» **DIRECTION**: In the material below, the lines containing the word "title" are required; copy each of them.

··· GIVEN INFORMATION ···

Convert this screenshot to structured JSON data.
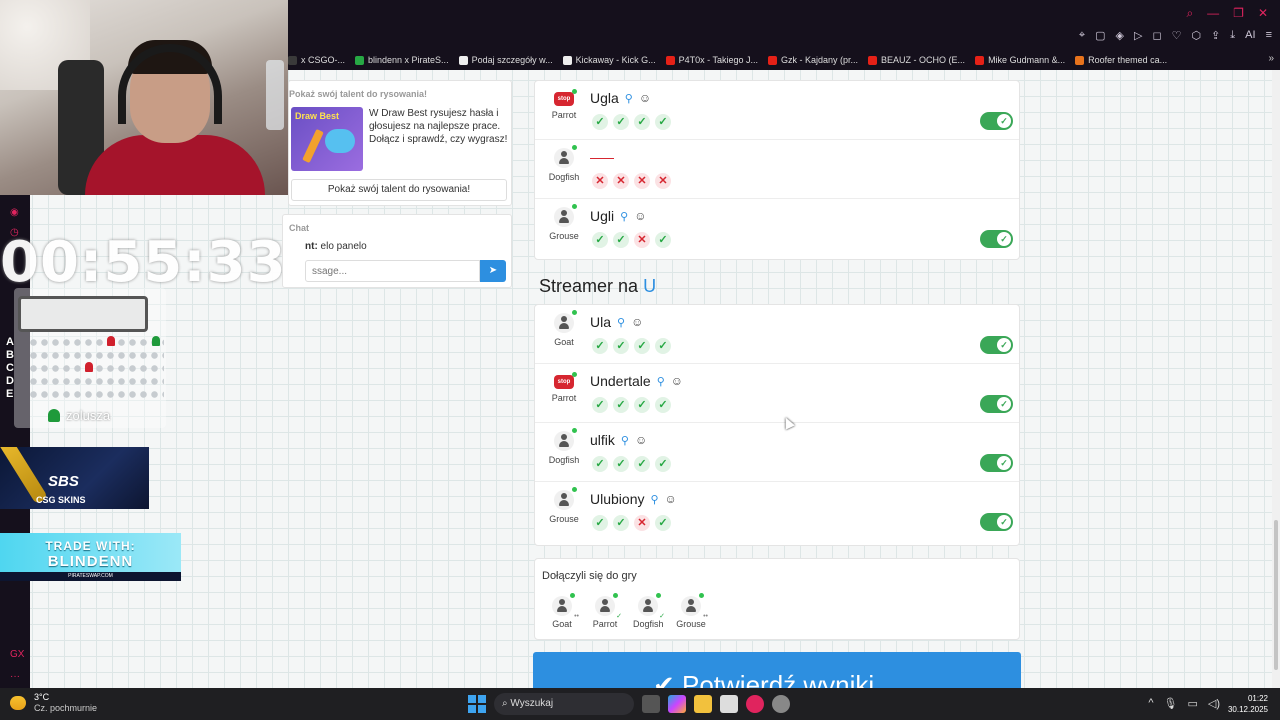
{
  "browser": {
    "bookmarks": [
      {
        "label": "x CSGO-...",
        "color": "#3a3a3a"
      },
      {
        "label": "blindenn x PirateS...",
        "color": "#27a844"
      },
      {
        "label": "Podaj szczegóły w...",
        "color": "#eeeeee"
      },
      {
        "label": "Kickaway - Kick G...",
        "color": "#eeeeee"
      },
      {
        "label": "P4T0x - Takiego J...",
        "color": "#e62117"
      },
      {
        "label": "Gzk - Kajdany (pr...",
        "color": "#e62117"
      },
      {
        "label": "BEAUZ - OCHO (E...",
        "color": "#e62117"
      },
      {
        "label": "Mike Gudmann &...",
        "color": "#e62117"
      },
      {
        "label": "Roofer themed ca...",
        "color": "#e8731c"
      }
    ],
    "toolbar_ai": "AI"
  },
  "overlay": {
    "timer": "00:55:33",
    "row_labels": [
      "A",
      "B",
      "C",
      "D",
      "E"
    ],
    "username": "zolusza",
    "csg_logo": "SBS",
    "csg_sub": "CSG SKINS",
    "trade_line1": "TRADE WITH:",
    "trade_line2": "BLINDENN",
    "trade_line3": "PIRATESWAP.COM"
  },
  "ad": {
    "header": "Pokaż swój talent do rysowania!",
    "image_label": "Draw Best",
    "text": "W Draw Best rysujesz hasła i głosujesz na najlepsze prace. Dołącz i sprawdź, czy wygrasz!",
    "button": "Pokaż swój talent do rysowania!"
  },
  "chat": {
    "title": "Chat",
    "msg_user": "nt:",
    "msg_text": " elo panelo",
    "placeholder": "ssage..."
  },
  "previous_rows": [
    {
      "player": "Parrot",
      "avatar": "stop",
      "answer": "Ugla",
      "votes": [
        "yes",
        "yes",
        "yes",
        "yes"
      ],
      "accepted": true
    },
    {
      "player": "Dogfish",
      "avatar": "person",
      "answer": "",
      "votes": [
        "no",
        "no",
        "no",
        "no"
      ],
      "accepted": false
    },
    {
      "player": "Grouse",
      "avatar": "person",
      "answer": "Ugli",
      "votes": [
        "yes",
        "yes",
        "no",
        "yes"
      ],
      "accepted": true
    }
  ],
  "section": {
    "title": "Streamer na",
    "letter": "U"
  },
  "rows": [
    {
      "player": "Goat",
      "avatar": "person",
      "answer": "Ula",
      "votes": [
        "yes",
        "yes",
        "yes",
        "yes"
      ],
      "accepted": true
    },
    {
      "player": "Parrot",
      "avatar": "stop",
      "answer": "Undertale",
      "votes": [
        "yes",
        "yes",
        "yes",
        "yes"
      ],
      "accepted": true
    },
    {
      "player": "Dogfish",
      "avatar": "person",
      "answer": "ulfik",
      "votes": [
        "yes",
        "yes",
        "yes",
        "yes"
      ],
      "accepted": true
    },
    {
      "player": "Grouse",
      "avatar": "person",
      "answer": "Ulubiony",
      "votes": [
        "yes",
        "yes",
        "no",
        "yes"
      ],
      "accepted": true
    }
  ],
  "joined": {
    "title": "Dołączyli się do gry",
    "players": [
      "Goat",
      "Parrot",
      "Dogfish",
      "Grouse"
    ]
  },
  "confirm_button": "✔ Potwierdź wyniki",
  "taskbar": {
    "temp": "3°C",
    "weather": "Cz. pochmurnie",
    "search": "Wyszukaj",
    "time": "01:22",
    "date": "30.12.2025"
  }
}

···

» **RESULT OF THE EXERCISE**:
    "title": "Chat",
    "title": "Streamer na",
    "title": "Dołączyli się do gry",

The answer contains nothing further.